(AIM 1)
Output the records as a JSON list of strings, one string per line with blank lines omitted. Begin at the first line of the records and stop after the line that contains "page-title: OPERATING INSTRUCTIONS".

(SOURCE DOCUMENT)
*****

Ideally, I would like to wrap the Future for each batch into a big future, and the wrapper future success when last batch returned 0 size list?
I think you are looking for a Promise.
You would set up a Promise before you start the first iteration.
This gives you promise.future, a Future that you can then use to follow the completion of everything.
In your onComplete, you add a case _ => promise.success().
Something like
def loopUntilDone(f: (List[Int]) => Unit): Future[Unit] = {
val promise = Promise[Unit]
def next(): Unit = source.getData().onComplete {
case Success(v) =>
f(v)
v match {
case h :: t => next()
case _ => promise.success()
}
case Failure(e) => promise.failure(e)
}
// get going
next(f)
// return the Future for everything
promise.future
}
// future for everything, this is a `Future[Unit]`
// its `onComplete` will be triggered when there is no more data
val everything = loopUntilDone(process)
You are probably looking for a reactive streams library. My personal favorite (and one I'm most familiar with) is Monix. This is how it will work with DataSource unchanged
import scala.concurrent.duration.Duration
import scala.concurrent.Await
import monix.reactive.Observable
import monix.execution.Scheduler.Implicits.global
object Test extends App {
val source = new DataSource(100)
val completed = // <- this is Future[Unit], completes when foreach is done
Observable.repeat(Observable.fromFuture(source.getData()))
.flatten // <- Here it's Observable[List[Int]], it has collection-like methods
.takeWhile(_.nonEmpty)
.foreach(println)
Await.result(completed, Duration.Inf)
}
I just figured out that by using flatMapConcat can achieve what I wanted to achieve. There is no point to start another question as I have had the answer already. Put my sample code here just in case someone is looking for similar answer.

*****

(AIM 2)
Copy from the Scala futures thread above, starting at the words "I think you" and ending after the words "t => next()".

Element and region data
*****

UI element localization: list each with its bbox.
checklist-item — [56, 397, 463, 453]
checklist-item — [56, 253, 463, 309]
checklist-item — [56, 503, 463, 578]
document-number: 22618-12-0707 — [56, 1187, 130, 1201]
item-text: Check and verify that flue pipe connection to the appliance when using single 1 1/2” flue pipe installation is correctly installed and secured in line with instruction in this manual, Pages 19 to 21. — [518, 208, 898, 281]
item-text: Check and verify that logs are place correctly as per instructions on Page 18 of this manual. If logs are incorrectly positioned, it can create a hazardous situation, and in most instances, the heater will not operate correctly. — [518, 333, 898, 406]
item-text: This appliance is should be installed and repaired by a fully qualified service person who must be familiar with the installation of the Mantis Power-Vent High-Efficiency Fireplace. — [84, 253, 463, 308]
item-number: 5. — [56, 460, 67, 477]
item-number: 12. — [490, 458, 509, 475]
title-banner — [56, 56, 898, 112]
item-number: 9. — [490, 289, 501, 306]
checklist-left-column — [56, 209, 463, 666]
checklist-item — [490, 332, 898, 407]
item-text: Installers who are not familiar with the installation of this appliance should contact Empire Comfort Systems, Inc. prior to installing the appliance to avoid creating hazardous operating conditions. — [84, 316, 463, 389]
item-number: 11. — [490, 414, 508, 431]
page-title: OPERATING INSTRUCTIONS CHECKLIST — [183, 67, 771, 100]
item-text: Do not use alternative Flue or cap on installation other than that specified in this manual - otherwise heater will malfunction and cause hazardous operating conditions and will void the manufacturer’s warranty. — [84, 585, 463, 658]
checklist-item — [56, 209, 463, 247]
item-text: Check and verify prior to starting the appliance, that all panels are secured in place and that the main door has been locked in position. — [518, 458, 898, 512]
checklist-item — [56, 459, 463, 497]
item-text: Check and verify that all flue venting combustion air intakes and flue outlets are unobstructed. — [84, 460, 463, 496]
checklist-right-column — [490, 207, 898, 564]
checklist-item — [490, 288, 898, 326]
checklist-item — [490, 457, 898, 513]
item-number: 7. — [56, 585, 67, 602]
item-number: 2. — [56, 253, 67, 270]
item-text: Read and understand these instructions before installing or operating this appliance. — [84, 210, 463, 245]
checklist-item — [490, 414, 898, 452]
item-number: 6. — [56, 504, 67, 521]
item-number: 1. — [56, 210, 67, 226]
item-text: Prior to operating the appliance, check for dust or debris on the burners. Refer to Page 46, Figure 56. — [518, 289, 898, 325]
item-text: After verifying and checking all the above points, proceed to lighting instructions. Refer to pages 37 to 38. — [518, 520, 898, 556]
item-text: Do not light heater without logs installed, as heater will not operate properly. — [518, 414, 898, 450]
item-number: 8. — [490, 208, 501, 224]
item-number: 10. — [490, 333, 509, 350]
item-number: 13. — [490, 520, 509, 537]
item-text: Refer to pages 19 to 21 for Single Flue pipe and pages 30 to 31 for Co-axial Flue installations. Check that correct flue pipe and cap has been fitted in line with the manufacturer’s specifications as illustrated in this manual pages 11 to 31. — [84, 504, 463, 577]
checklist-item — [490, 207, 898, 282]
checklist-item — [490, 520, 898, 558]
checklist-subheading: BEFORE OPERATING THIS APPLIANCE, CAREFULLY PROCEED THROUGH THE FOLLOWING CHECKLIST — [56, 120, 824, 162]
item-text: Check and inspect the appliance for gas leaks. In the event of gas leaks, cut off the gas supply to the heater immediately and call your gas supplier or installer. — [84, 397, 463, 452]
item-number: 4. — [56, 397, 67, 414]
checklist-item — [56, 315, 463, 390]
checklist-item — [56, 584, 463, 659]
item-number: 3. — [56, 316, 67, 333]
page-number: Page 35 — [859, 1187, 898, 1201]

*****

(FULL OUTPUT 1)
[
  "UI element localization: list each with its bbox.",
  "checklist-item — [56, 397, 463, 453]",
  "checklist-item — [56, 253, 463, 309]",
  "checklist-item — [56, 503, 463, 578]",
  "document-number: 22618-12-0707 — [56, 1187, 130, 1201]",
  "item-text: Check and verify that flue pipe connection to the appliance when using single 1 1/2” flue pipe installation is correctly installed and secured in line with instruction in this manual, Pages 19 to 21. — [518, 208, 898, 281]",
  "item-text: Check and verify that logs are place correctly as per instructions on Page 18 of this manual. If logs are incorrectly positioned, it can create a hazardous situation, and in most instances, the heater will not operate correctly. — [518, 333, 898, 406]",
  "item-text: This appliance is should be installed and repaired by a fully qualified service person who must be familiar with the installation of the Mantis Power-Vent High-Efficiency Fireplace. — [84, 253, 463, 308]",
  "item-number: 5. — [56, 460, 67, 477]",
  "item-number: 12. — [490, 458, 509, 475]",
  "title-banner — [56, 56, 898, 112]",
  "item-number: 9. — [490, 289, 501, 306]",
  "checklist-left-column — [56, 209, 463, 666]",
  "checklist-item — [490, 332, 898, 407]",
  "item-text: Installers who are not familiar with the installation of this appliance should contact Empire Comfort Systems, Inc. prior to installing the appliance to avoid creating hazardous operating conditions. — [84, 316, 463, 389]",
  "item-number: 11. — [490, 414, 508, 431]",
  "page-title: OPERATING INSTRUCTIONS CHECKLIST — [183, 67, 771, 100]"
]

(FULL OUTPUT 2)
I think you are looking for a Promise.
You would set up a Promise before you start the first iteration.
This gives you promise.future, a Future that you can then use to follow the completion of everything.
In your onComplete, you add a case _ => promise.success().
Something like
def loopUntilDone(f: (List[Int]) => Unit): Future[Unit] = {
val promise = Promise[Unit]
def next(): Unit = source.getData().onComplete {
case Success(v) =>
f(v)
v match {
case h :: t => next()